● **Given problem**
Copy every record word for word.

———

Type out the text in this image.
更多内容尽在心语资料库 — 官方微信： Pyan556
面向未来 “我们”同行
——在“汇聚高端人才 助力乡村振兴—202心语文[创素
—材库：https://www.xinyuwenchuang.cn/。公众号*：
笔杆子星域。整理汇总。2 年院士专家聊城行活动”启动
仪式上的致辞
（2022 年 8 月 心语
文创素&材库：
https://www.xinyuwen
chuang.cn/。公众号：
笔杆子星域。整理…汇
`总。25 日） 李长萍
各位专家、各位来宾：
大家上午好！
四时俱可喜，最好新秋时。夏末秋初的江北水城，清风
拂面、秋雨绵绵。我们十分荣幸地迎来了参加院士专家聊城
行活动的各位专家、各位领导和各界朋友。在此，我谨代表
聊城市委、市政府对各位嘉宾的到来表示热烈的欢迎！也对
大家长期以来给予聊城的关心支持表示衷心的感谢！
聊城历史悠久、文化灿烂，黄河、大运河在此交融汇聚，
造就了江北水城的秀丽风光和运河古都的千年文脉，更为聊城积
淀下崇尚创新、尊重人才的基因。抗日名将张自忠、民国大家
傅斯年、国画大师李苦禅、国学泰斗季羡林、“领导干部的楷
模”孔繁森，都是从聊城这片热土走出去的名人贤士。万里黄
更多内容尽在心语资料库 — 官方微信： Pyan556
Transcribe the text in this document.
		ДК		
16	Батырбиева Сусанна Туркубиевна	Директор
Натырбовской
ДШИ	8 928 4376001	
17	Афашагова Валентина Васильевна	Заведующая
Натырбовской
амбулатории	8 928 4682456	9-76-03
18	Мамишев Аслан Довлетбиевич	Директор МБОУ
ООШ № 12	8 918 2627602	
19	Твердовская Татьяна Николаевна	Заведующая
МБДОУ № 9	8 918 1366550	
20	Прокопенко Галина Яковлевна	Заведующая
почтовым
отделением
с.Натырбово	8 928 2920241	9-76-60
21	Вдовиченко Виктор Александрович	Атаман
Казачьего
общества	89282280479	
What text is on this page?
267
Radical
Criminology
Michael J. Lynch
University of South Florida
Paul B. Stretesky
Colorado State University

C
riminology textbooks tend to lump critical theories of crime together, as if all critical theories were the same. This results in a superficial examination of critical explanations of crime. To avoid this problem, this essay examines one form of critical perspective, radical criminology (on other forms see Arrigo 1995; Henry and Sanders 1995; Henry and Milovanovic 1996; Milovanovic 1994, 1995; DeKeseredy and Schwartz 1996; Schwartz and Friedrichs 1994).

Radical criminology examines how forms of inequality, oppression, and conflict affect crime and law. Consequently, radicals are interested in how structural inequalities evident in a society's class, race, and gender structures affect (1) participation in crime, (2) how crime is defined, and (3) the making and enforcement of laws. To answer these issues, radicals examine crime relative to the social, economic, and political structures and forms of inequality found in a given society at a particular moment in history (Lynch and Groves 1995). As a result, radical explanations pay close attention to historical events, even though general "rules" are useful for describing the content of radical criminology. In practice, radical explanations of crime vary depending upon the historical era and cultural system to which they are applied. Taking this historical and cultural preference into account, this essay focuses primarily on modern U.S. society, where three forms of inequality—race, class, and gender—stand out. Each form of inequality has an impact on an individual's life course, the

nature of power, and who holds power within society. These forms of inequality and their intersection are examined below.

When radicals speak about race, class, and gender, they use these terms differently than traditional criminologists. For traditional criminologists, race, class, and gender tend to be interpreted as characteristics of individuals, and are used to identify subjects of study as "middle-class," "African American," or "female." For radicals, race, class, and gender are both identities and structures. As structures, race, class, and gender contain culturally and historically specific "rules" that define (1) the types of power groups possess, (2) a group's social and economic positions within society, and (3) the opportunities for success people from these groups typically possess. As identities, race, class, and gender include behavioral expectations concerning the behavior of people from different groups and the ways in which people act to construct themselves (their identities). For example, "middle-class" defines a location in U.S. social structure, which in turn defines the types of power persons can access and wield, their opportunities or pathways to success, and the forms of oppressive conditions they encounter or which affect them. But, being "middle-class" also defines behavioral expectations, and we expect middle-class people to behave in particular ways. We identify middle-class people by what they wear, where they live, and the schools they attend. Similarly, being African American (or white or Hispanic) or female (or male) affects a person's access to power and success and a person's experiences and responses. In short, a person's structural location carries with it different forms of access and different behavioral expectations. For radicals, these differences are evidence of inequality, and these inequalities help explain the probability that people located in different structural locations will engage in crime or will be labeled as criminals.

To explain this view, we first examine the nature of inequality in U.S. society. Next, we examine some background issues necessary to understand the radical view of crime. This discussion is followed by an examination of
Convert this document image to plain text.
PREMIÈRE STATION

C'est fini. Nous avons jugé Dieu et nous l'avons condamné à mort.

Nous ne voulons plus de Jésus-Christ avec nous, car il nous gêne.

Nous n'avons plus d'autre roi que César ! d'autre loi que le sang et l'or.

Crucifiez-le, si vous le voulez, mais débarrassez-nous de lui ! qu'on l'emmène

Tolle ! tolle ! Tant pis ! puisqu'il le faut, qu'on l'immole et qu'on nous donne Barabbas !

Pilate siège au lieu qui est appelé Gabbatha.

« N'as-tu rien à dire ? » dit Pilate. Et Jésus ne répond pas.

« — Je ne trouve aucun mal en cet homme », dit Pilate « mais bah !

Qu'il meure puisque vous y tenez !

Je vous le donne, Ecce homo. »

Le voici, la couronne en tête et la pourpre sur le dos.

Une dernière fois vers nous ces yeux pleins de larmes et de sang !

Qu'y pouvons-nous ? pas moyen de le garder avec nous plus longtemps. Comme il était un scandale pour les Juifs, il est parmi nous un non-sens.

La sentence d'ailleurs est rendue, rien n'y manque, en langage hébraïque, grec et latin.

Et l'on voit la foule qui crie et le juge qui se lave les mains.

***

———

● **Complete response**
Type out the text in this image.
更多内容尽在心语资料库 — 官方微信： Pyan556
面向未来 “我们”同行
——在“汇聚高端人才 助力乡村振兴—202心语文[创素
—材库：https://www.xinyuwenchuang.cn/。公众号*：
笔杆子星域。整理汇总。2 年院士专家聊城行活动”启动
仪式上的致辞
（2022 年 8 月 心语
文创素&材库：
https://www.xinyuwen
chuang.cn/。公众号：
笔杆子星域。整理…汇
`总。25 日） 李长萍
各位专家、各位来宾：
大家上午好！
四时俱可喜，最好新秋时。夏末秋初的江北水城，清风
拂面、秋雨绵绵。我们十分荣幸地迎来了参加院士专家聊城
行活动的各位专家、各位领导和各界朋友。在此，我谨代表
聊城市委、市政府对各位嘉宾的到来表示热烈的欢迎！也对
大家长期以来给予聊城的关心支持表示衷心的感谢！
聊城历史悠久、文化灿烂，黄河、大运河在此交融汇聚，
造就了江北水城的秀丽风光和运河古都的千年文脉，更为聊城积
淀下崇尚创新、尊重人才的基因。抗日名将张自忠、民国大家
傅斯年、国画大师李苦禅、国学泰斗季羡林、“领导干部的楷
模”孔繁森，都是从聊城这片热土走出去的名人贤士。万里黄
更多内容尽在心语资料库 — 官方微信： Pyan556
Transcribe the text in this document.
		ДК		
16	Батырбиева Сусанна Туркубиевна	Директор
Натырбовской
ДШИ	8 928 4376001	
17	Афашагова Валентина Васильевна	Заведующая
Натырбовской
амбулатории	8 928 4682456	9-76-03
18	Мамишев Аслан Довлетбиевич	Директор МБОУ
ООШ № 12	8 918 2627602	
19	Твердовская Татьяна Николаевна	Заведующая
МБДОУ № 9	8 918 1366550	
20	Прокопенко Галина Яковлевна	Заведующая
почтовым
отделением
с.Натырбово	8 928 2920241	9-76-60
21	Вдовиченко Виктор Александрович	Атаман
Казачьего
общества	89282280479	
What text is on this page?
267
Radical
Criminology
Michael J. Lynch
University of South Florida
Paul B. Stretesky
Colorado State University

C
riminology textbooks tend to lump critical theories of crime together, as if all critical theories were the same. This results in a superficial examination of critical explanations of crime. To avoid this problem, this essay examines one form of critical perspective, radical criminology (on other forms see Arrigo 1995; Henry and Sanders 1995; Henry and Milovanovic 1996; Milovanovic 1994, 1995; DeKeseredy and Schwartz 1996; Schwartz and Friedrichs 1994).

Radical criminology examines how forms of inequality, oppression, and conflict affect crime and law. Consequently, radicals are interested in how structural inequalities evident in a society's class, race, and gender structures affect (1) participation in crime, (2) how crime is defined, and (3) the making and enforcement of laws. To answer these issues, radicals examine crime relative to the social, economic, and political structures and forms of inequality found in a given society at a particular moment in history (Lynch and Groves 1995). As a result, radical explanations pay close attention to historical events, even though general "rules" are useful for describing the content of radical criminology. In practice, radical explanations of crime vary depending upon the historical era and cultural system to which they are applied. Taking this historical and cultural preference into account, this essay focuses primarily on modern U.S. society, where three forms of inequality—race, class, and gender—stand out. Each form of inequality has an impact on an individual's life course, the

nature of power, and who holds power within society. These forms of inequality and their intersection are examined below.

When radicals speak about race, class, and gender, they use these terms differently than traditional criminologists. For traditional criminologists, race, class, and gender tend to be interpreted as characteristics of individuals, and are used to identify subjects of study as "middle-class," "African American," or "female." For radicals, race, class, and gender are both identities and structures. As structures, race, class, and gender contain culturally and historically specific "rules" that define (1) the types of power groups possess, (2) a group's social and economic positions within society, and (3) the opportunities for success people from these groups typically possess. As identities, race, class, and gender include behavioral expectations concerning the behavior of people from different groups and the ways in which people act to construct themselves (their identities). For example, "middle-class" defines a location in U.S. social structure, which in turn defines the types of power persons can access and wield, their opportunities or pathways to success, and the forms of oppressive conditions they encounter or which affect them. But, being "middle-class" also defines behavioral expectations, and we expect middle-class people to behave in particular ways. We identify middle-class people by what they wear, where they live, and the schools they attend. Similarly, being African American (or white or Hispanic) or female (or male) affects a person's access to power and success and a person's experiences and responses. In short, a person's structural location carries with it different forms of access and different behavioral expectations. For radicals, these differences are evidence of inequality, and these inequalities help explain the probability that people located in different structural locations will engage in crime or will be labeled as criminals.

To explain this view, we first examine the nature of inequality in U.S. society. Next, we examine some background issues necessary to understand the radical view of crime. This discussion is followed by an examination of
Convert this document image to plain text.
PREMIÈRE STATION

C'est fini. Nous avons jugé Dieu et nous l'avons condamné à mort.

Nous ne voulons plus de Jésus-Christ avec nous, car il nous gêne.

Nous n'avons plus d'autre roi que César ! d'autre loi que le sang et l'or.

Crucifiez-le, si vous le voulez, mais débarrassez-nous de lui ! qu'on l'emmène

Tolle ! tolle ! Tant pis ! puisqu'il le faut, qu'on l'immole et qu'on nous donne Barabbas !

Pilate siège au lieu qui est appelé Gabbatha.

« N'as-tu rien à dire ? » dit Pilate. Et Jésus ne répond pas.

« — Je ne trouve aucun mal en cet homme », dit Pilate « mais bah !

Qu'il meure puisque vous y tenez !

Je vous le donne, Ecce homo. »

Le voici, la couronne en tête et la pourpre sur le dos.

Une dernière fois vers nous ces yeux pleins de larmes et de sang !

Qu'y pouvons-nous ? pas moyen de le garder avec nous plus longtemps. Comme il était un scandale pour les Juifs, il est parmi nous un non-sens.

La sentence d'ailleurs est rendue, rien n'y manque, en langage hébraïque, grec et latin.

Et l'on voit la foule qui crie et le juge qui se lave les mains.

***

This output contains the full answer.